--- START ---
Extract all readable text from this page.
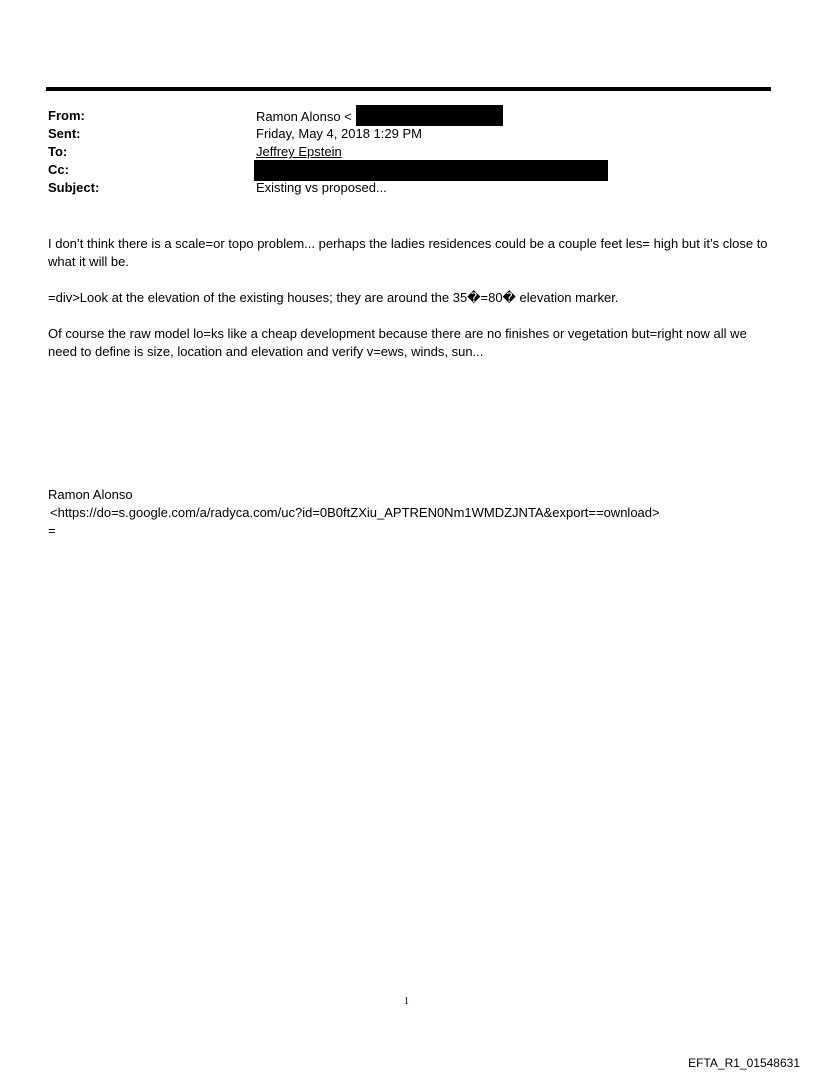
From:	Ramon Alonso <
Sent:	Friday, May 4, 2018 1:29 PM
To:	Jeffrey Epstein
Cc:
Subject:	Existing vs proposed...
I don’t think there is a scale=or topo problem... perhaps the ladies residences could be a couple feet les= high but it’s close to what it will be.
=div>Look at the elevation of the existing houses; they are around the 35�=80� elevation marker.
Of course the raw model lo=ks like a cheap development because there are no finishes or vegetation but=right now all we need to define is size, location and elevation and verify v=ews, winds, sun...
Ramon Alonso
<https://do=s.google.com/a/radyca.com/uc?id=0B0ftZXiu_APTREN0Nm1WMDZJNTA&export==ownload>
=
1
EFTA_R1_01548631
--- END ---
--- START ---
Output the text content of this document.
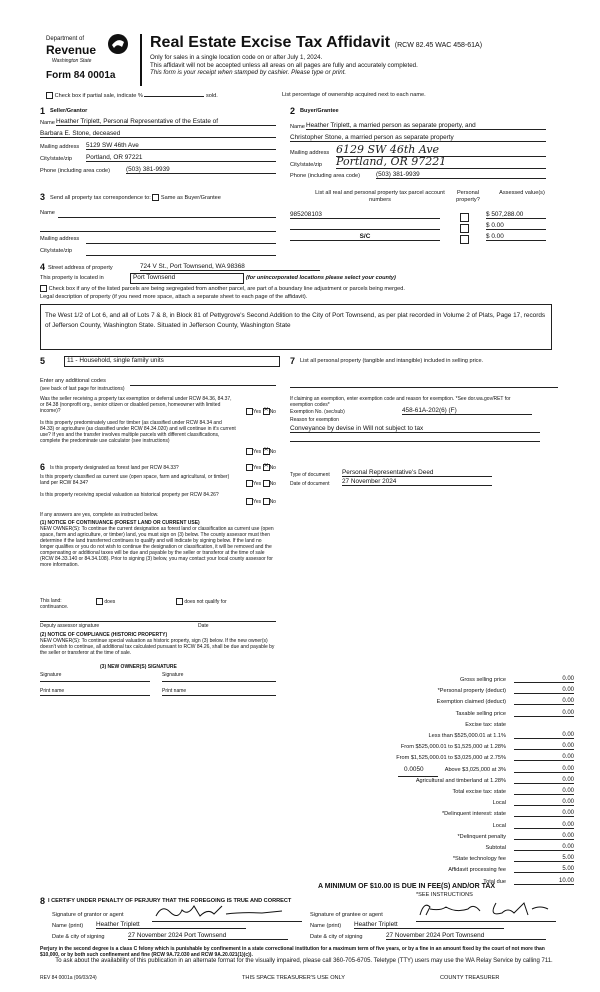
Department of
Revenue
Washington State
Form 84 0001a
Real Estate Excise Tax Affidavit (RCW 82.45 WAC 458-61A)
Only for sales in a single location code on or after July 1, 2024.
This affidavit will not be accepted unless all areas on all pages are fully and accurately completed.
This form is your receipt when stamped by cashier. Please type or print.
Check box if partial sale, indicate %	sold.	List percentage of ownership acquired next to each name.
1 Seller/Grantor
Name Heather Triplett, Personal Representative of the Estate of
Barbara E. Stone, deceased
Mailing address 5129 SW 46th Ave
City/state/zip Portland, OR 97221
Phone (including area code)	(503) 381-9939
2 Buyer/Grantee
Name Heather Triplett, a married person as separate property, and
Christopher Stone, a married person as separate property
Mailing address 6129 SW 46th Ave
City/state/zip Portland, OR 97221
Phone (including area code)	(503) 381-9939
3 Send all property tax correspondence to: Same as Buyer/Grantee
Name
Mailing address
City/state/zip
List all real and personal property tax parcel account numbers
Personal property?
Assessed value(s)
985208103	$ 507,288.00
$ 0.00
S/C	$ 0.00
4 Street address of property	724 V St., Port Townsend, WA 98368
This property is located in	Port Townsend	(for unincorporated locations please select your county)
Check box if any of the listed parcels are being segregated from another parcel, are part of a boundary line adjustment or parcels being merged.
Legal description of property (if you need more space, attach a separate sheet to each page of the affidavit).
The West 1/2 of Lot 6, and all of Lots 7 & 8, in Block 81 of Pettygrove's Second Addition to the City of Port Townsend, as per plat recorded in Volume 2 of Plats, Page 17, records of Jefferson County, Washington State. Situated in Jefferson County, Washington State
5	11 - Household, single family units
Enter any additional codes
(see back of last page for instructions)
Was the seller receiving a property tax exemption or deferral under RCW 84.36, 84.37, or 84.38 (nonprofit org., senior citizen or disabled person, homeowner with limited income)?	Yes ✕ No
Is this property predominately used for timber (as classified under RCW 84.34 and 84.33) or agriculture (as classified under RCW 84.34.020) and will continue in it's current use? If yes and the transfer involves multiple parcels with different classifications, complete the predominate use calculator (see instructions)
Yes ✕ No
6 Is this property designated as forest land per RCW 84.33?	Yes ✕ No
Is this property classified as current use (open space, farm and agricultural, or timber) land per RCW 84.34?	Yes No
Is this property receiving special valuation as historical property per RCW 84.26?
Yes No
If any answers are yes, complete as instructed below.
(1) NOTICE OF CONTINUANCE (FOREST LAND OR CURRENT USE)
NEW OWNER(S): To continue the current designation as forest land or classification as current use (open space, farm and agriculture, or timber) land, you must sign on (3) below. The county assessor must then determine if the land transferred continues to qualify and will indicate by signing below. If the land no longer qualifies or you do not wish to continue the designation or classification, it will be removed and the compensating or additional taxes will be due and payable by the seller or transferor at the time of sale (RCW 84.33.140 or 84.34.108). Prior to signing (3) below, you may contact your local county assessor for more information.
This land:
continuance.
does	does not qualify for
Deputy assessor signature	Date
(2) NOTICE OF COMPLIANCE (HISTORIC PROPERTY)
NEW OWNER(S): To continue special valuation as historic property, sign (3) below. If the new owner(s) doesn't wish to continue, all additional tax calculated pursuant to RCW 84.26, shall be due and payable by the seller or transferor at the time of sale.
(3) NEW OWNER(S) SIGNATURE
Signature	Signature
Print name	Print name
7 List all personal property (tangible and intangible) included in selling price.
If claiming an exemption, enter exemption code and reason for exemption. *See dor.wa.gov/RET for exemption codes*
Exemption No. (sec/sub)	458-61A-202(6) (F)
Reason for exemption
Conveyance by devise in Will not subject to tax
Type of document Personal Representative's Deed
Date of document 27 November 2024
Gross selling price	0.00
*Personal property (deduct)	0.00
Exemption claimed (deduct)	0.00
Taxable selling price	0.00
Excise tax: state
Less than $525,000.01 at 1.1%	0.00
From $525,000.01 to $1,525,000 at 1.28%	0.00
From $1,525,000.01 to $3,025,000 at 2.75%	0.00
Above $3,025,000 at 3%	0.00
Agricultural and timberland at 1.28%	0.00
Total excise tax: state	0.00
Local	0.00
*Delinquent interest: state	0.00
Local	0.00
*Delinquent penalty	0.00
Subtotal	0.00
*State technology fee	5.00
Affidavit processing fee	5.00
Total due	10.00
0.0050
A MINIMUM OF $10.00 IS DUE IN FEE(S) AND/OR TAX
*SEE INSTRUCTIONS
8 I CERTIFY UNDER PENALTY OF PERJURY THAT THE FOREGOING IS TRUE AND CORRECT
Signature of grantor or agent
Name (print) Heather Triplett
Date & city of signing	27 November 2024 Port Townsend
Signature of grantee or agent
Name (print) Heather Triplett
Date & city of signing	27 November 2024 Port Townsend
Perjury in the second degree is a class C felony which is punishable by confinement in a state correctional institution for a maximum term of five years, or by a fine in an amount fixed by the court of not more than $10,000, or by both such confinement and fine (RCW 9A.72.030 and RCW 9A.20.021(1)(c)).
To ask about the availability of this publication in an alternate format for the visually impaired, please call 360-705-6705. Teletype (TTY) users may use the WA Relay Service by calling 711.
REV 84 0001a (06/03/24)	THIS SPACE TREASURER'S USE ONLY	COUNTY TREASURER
--- END ---
= Aim =
List every line above containing the word "selling".

= Answer =
7 List all personal property (tangible and intangible) included in selling price.
Gross selling price	0.00
Taxable selling price	0.00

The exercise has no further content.